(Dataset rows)
########################################

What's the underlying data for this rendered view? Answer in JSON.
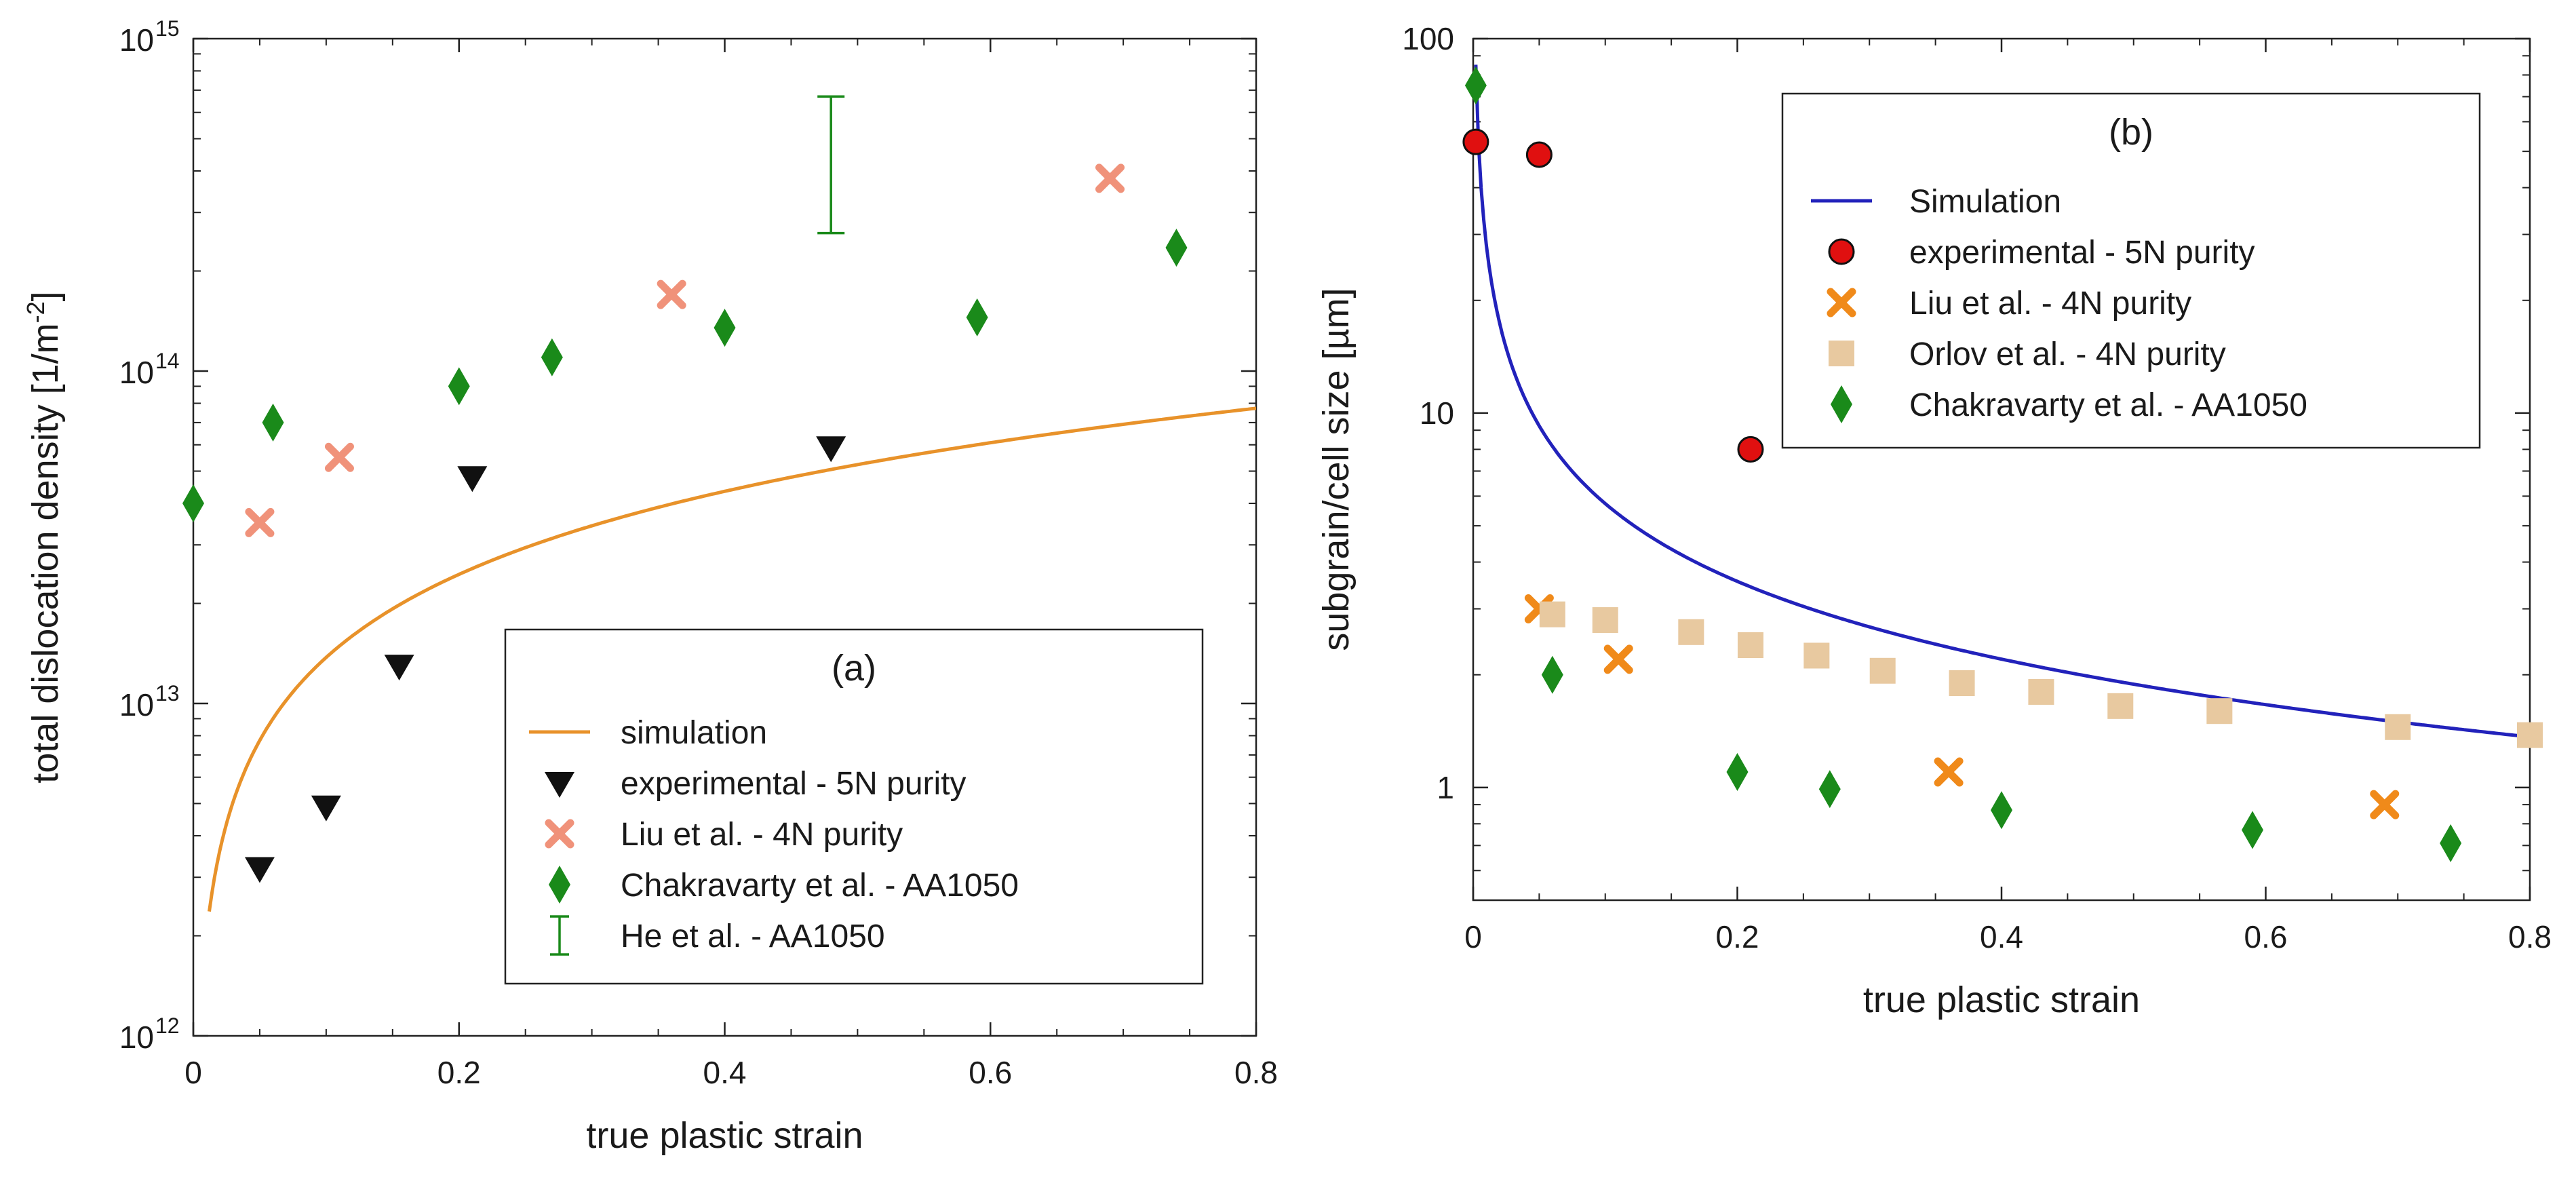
{
  "chart_data": [
    {
      "type": "scatter",
      "panel_label": "(a)",
      "xlabel": "true plastic strain",
      "ylabel": "total dislocation density [1/m",
      "ylabel_sup": "-2",
      "ylabel_close": "]",
      "xlim": [
        0,
        0.8
      ],
      "ylim_log": [
        1000000000000.0,
        1000000000000000.0
      ],
      "y_scale": "log",
      "x_ticks": [
        "0",
        "0.2",
        "0.4",
        "0.6",
        "0.8"
      ],
      "y_ticks": [
        {
          "value": 1000000000000.0,
          "base": "10",
          "exp": "12"
        },
        {
          "value": 10000000000000.0,
          "base": "10",
          "exp": "13"
        },
        {
          "value": 100000000000000.0,
          "base": "10",
          "exp": "14"
        },
        {
          "value": 1000000000000000.0,
          "base": "10",
          "exp": "15"
        }
      ],
      "legend_position": "bottom-right",
      "series": [
        {
          "name": "simulation",
          "marker": "line",
          "color": "#e8922a",
          "model": "power",
          "k": 93000000000000.0,
          "n": 0.83,
          "x_start": 0.012,
          "x_end": 0.8
        },
        {
          "name": "experimental - 5N purity",
          "marker": "triangle-down",
          "color": "#111111",
          "x": [
            0.05,
            0.1,
            0.155,
            0.21,
            0.48
          ],
          "y": [
            3200000000000.0,
            4900000000000.0,
            13000000000000.0,
            48000000000000.0,
            59000000000000.0
          ]
        },
        {
          "name": "Liu et al. - 4N purity",
          "marker": "x",
          "color": "#f0927a",
          "x": [
            0.05,
            0.11,
            0.36,
            0.69
          ],
          "y": [
            35000000000000.0,
            55000000000000.0,
            170000000000000.0,
            380000000000000.0
          ]
        },
        {
          "name": "Chakravarty et al. - AA1050",
          "marker": "diamond",
          "color": "#1a8a1a",
          "x": [
            0.0,
            0.06,
            0.2,
            0.27,
            0.4,
            0.59,
            0.74
          ],
          "y": [
            40000000000000.0,
            70000000000000.0,
            90000000000000.0,
            110000000000000.0,
            135000000000000.0,
            145000000000000.0,
            235000000000000.0
          ]
        },
        {
          "name": "He et al. - AA1050",
          "marker": "errorbar",
          "color": "#1a8a1a",
          "x": [
            0.48
          ],
          "y_low": [
            260000000000000.0
          ],
          "y_high": [
            670000000000000.0
          ]
        }
      ]
    },
    {
      "type": "scatter",
      "panel_label": "(b)",
      "xlabel": "true plastic strain",
      "ylabel": "subgrain/cell size [µm]",
      "xlim": [
        0,
        0.8
      ],
      "ylim_log": [
        0.5,
        100
      ],
      "y_scale": "log",
      "x_ticks": [
        "0",
        "0.2",
        "0.4",
        "0.6",
        "0.8"
      ],
      "y_ticks": [
        {
          "value": 1,
          "label": "1"
        },
        {
          "value": 10,
          "label": "10"
        },
        {
          "value": 100,
          "label": "100"
        }
      ],
      "legend_position": "top-right",
      "series": [
        {
          "name": "Simulation",
          "marker": "line",
          "color": "#2222bb",
          "model": "power",
          "k": 1.17,
          "n": -0.69,
          "x_start": 0.002,
          "x_end": 0.8
        },
        {
          "name": "experimental - 5N purity",
          "marker": "circle",
          "color": "#e01010",
          "x": [
            0.002,
            0.05,
            0.21
          ],
          "y": [
            53,
            49,
            8.0
          ]
        },
        {
          "name": "Liu et al. - 4N purity",
          "marker": "x",
          "color": "#f08a1a",
          "x": [
            0.05,
            0.11,
            0.36,
            0.69
          ],
          "y": [
            3.0,
            2.2,
            1.1,
            0.9
          ]
        },
        {
          "name": "Orlov et al. - 4N purity",
          "marker": "square",
          "color": "#e8c9a0",
          "x": [
            0.06,
            0.1,
            0.165,
            0.21,
            0.26,
            0.31,
            0.37,
            0.43,
            0.49,
            0.565,
            0.7,
            0.8
          ],
          "y": [
            2.9,
            2.8,
            2.6,
            2.4,
            2.25,
            2.05,
            1.9,
            1.8,
            1.65,
            1.6,
            1.45,
            1.38
          ]
        },
        {
          "name": "Chakravarty et al. - AA1050",
          "marker": "diamond",
          "color": "#1a8a1a",
          "x": [
            0.002,
            0.06,
            0.2,
            0.27,
            0.4,
            0.59,
            0.74
          ],
          "y": [
            75,
            2.0,
            1.1,
            0.99,
            0.87,
            0.77,
            0.71
          ]
        }
      ]
    }
  ]
}
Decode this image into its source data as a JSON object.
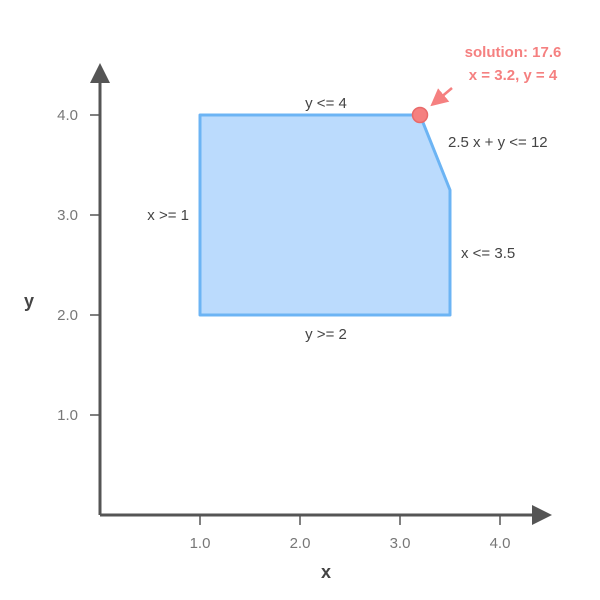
{
  "chart_data": {
    "type": "diagram",
    "xlabel": "x",
    "ylabel": "y",
    "xlim": [
      0,
      4.5
    ],
    "ylim": [
      0,
      4.5
    ],
    "x_ticks": [
      {
        "value": 1,
        "label": "1.0"
      },
      {
        "value": 2,
        "label": "2.0"
      },
      {
        "value": 3,
        "label": "3.0"
      },
      {
        "value": 4,
        "label": "4.0"
      }
    ],
    "y_ticks": [
      {
        "value": 1,
        "label": "1.0"
      },
      {
        "value": 2,
        "label": "2.0"
      },
      {
        "value": 3,
        "label": "3.0"
      },
      {
        "value": 4,
        "label": "4.0"
      }
    ],
    "feasible_region": {
      "vertices": [
        {
          "x": 1,
          "y": 2
        },
        {
          "x": 3.5,
          "y": 2
        },
        {
          "x": 3.5,
          "y": 3.25
        },
        {
          "x": 3.2,
          "y": 4
        },
        {
          "x": 1,
          "y": 4
        }
      ],
      "fill_color": "#bbdbfd",
      "stroke_color": "#6cb4f4"
    },
    "constraints": [
      {
        "label": "y <= 4"
      },
      {
        "label": "2.5 x + y <= 12"
      },
      {
        "label": "x >= 1"
      },
      {
        "label": "x <= 3.5"
      },
      {
        "label": "y >= 2"
      }
    ],
    "solution": {
      "x": 3.2,
      "y": 4,
      "line1": "solution: 17.6",
      "line2": "x = 3.2, y = 4",
      "color": "#f58080"
    },
    "axis_color": "#555555"
  }
}
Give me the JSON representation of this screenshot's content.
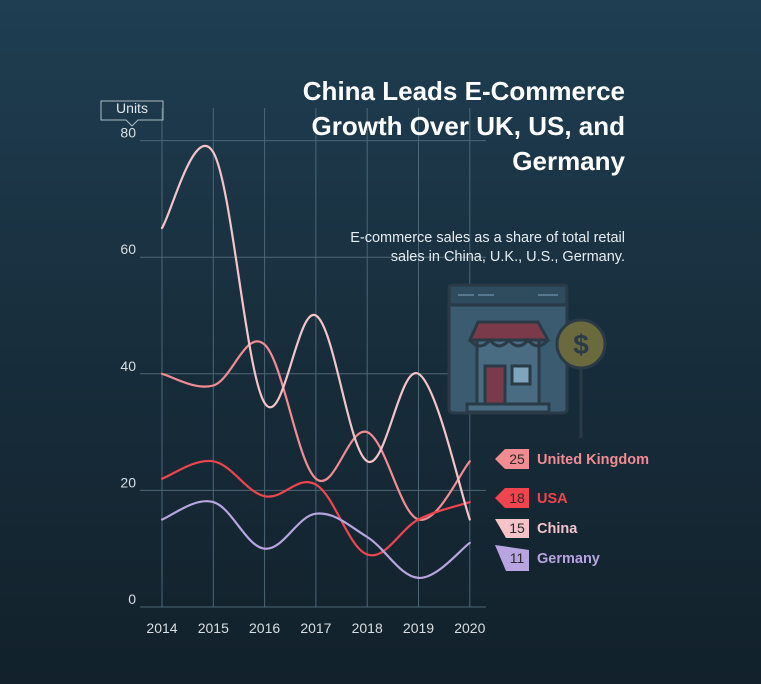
{
  "title": "China Leads E-Commerce Growth Over UK, US, and Germany",
  "subtitle": "E-commerce sales as a share of total retail sales in China, U.K., U.S., Germany.",
  "colors": {
    "background": "#1b3344",
    "grid": "#4c6676",
    "axis_text": "#d9dee2",
    "icon_outline": "#2a3a47",
    "icon_accent": "#a8394a",
    "coin": "#6b6a3e"
  },
  "icons": [
    "online-store-icon",
    "dollar-coin-icon"
  ],
  "chart_data": {
    "type": "line",
    "title": "China Leads E-Commerce Growth Over UK, US, and Germany",
    "subtitle": "E-commerce sales as a share of total retail sales in China, U.K., U.S., Germany.",
    "ylabel": "Units",
    "xlabel": "",
    "x": [
      2014,
      2015,
      2016,
      2017,
      2018,
      2019,
      2020
    ],
    "ylim": [
      0,
      80
    ],
    "yticks": [
      0,
      20,
      40,
      60,
      80
    ],
    "grid": true,
    "smooth": true,
    "legend": "right (end-of-line labels with final values)",
    "series": [
      {
        "name": "United Kingdom",
        "color": "#f28c93",
        "values": [
          40,
          38,
          45,
          22,
          30,
          15,
          25
        ],
        "end_label": "25"
      },
      {
        "name": "USA",
        "color": "#f0454e",
        "values": [
          22,
          25,
          19,
          21,
          9,
          15,
          18
        ],
        "end_label": "18"
      },
      {
        "name": "China",
        "color": "#f6c3c9",
        "values": [
          65,
          78,
          35,
          50,
          25,
          40,
          15
        ],
        "end_label": "15"
      },
      {
        "name": "Germany",
        "color": "#b7a4e0",
        "values": [
          15,
          18,
          10,
          16,
          12,
          5,
          11
        ],
        "end_label": "11"
      }
    ]
  }
}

########################################

_Exercise task:_
Pick out every line with the string "this" and copy it.

_Worked answer:_
What's the underlying data for this rendered view? Answer in JSON.
Decode this image into its source data as a JSON object.
Give me the JSON representation of this screenshot's content.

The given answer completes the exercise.